| Short problem |
Extract the records below word for word and ignore the images.

| Stored records |
--- --- ---
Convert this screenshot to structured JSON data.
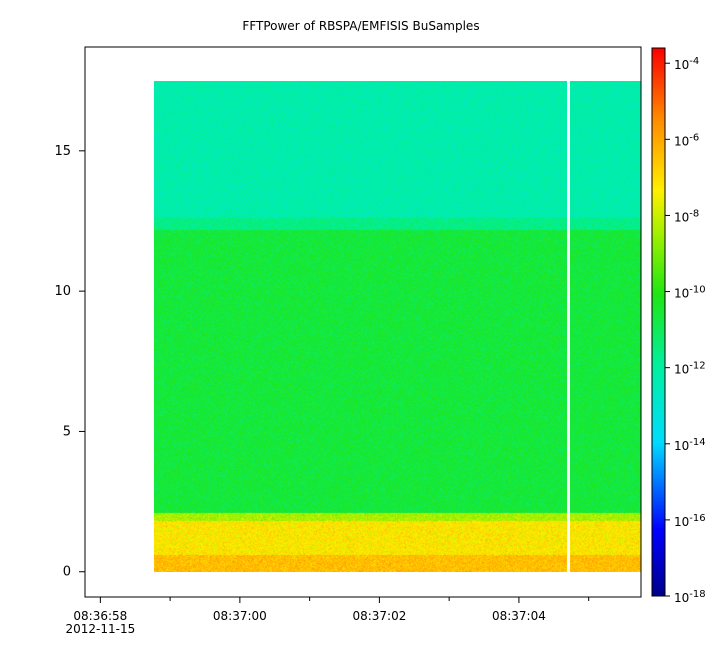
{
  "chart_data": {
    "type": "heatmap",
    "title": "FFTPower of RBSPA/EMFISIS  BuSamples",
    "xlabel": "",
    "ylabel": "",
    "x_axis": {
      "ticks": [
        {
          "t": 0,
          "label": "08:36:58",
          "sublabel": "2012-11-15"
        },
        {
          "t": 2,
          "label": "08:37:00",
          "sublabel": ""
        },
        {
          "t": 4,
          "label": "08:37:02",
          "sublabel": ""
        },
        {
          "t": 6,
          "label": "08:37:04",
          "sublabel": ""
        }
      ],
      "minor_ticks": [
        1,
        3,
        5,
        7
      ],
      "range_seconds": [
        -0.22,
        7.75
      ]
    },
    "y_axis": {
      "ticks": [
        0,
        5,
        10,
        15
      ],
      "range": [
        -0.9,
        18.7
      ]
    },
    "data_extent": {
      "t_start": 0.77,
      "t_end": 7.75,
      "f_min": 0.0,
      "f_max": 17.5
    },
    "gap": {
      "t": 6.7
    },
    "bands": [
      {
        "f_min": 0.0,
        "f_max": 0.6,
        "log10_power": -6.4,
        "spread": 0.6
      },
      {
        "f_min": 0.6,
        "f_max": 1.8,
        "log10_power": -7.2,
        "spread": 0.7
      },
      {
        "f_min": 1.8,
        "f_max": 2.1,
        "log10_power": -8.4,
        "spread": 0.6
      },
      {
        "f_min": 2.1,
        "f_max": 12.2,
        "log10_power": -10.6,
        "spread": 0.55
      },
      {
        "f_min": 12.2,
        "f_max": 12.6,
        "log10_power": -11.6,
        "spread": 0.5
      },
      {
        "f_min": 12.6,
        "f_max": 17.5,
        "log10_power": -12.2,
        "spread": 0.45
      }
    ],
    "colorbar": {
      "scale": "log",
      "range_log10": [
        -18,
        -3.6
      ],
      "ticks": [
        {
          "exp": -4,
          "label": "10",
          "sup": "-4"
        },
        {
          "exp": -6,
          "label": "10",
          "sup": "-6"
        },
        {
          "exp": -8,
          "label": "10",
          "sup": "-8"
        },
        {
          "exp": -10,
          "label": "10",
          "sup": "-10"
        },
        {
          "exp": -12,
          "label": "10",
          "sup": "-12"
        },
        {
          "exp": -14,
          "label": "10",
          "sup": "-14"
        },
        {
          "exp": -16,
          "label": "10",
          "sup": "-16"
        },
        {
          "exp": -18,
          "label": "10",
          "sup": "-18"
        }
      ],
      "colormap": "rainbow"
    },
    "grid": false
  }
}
--- --- ---
| Correct response |
Convert this screenshot to structured JSON data.
{
  "chart_data": {
    "type": "heatmap",
    "title": "FFTPower of RBSPA/EMFISIS  BuSamples",
    "xlabel": "",
    "ylabel": "",
    "x_axis": {
      "ticks": [
        {
          "t": 0,
          "label": "08:36:58",
          "sublabel": "2012-11-15"
        },
        {
          "t": 2,
          "label": "08:37:00",
          "sublabel": ""
        },
        {
          "t": 4,
          "label": "08:37:02",
          "sublabel": ""
        },
        {
          "t": 6,
          "label": "08:37:04",
          "sublabel": ""
        }
      ],
      "minor_ticks": [
        1,
        3,
        5,
        7
      ],
      "range_seconds": [
        -0.22,
        7.75
      ]
    },
    "y_axis": {
      "ticks": [
        0,
        5,
        10,
        15
      ],
      "range": [
        -0.9,
        18.7
      ]
    },
    "data_extent": {
      "t_start": 0.77,
      "t_end": 7.75,
      "f_min": 0.0,
      "f_max": 17.5
    },
    "gap": {
      "t": 6.7
    },
    "bands": [
      {
        "f_min": 0.0,
        "f_max": 0.6,
        "log10_power": -6.4,
        "spread": 0.6
      },
      {
        "f_min": 0.6,
        "f_max": 1.8,
        "log10_power": -7.2,
        "spread": 0.7
      },
      {
        "f_min": 1.8,
        "f_max": 2.1,
        "log10_power": -8.4,
        "spread": 0.6
      },
      {
        "f_min": 2.1,
        "f_max": 12.2,
        "log10_power": -10.6,
        "spread": 0.55
      },
      {
        "f_min": 12.2,
        "f_max": 12.6,
        "log10_power": -11.6,
        "spread": 0.5
      },
      {
        "f_min": 12.6,
        "f_max": 17.5,
        "log10_power": -12.2,
        "spread": 0.45
      }
    ],
    "colorbar": {
      "scale": "log",
      "range_log10": [
        -18,
        -3.6
      ],
      "ticks": [
        {
          "exp": -4,
          "label": "10",
          "sup": "-4"
        },
        {
          "exp": -6,
          "label": "10",
          "sup": "-6"
        },
        {
          "exp": -8,
          "label": "10",
          "sup": "-8"
        },
        {
          "exp": -10,
          "label": "10",
          "sup": "-10"
        },
        {
          "exp": -12,
          "label": "10",
          "sup": "-12"
        },
        {
          "exp": -14,
          "label": "10",
          "sup": "-14"
        },
        {
          "exp": -16,
          "label": "10",
          "sup": "-16"
        },
        {
          "exp": -18,
          "label": "10",
          "sup": "-18"
        }
      ],
      "colormap": "rainbow"
    },
    "grid": false
  }
}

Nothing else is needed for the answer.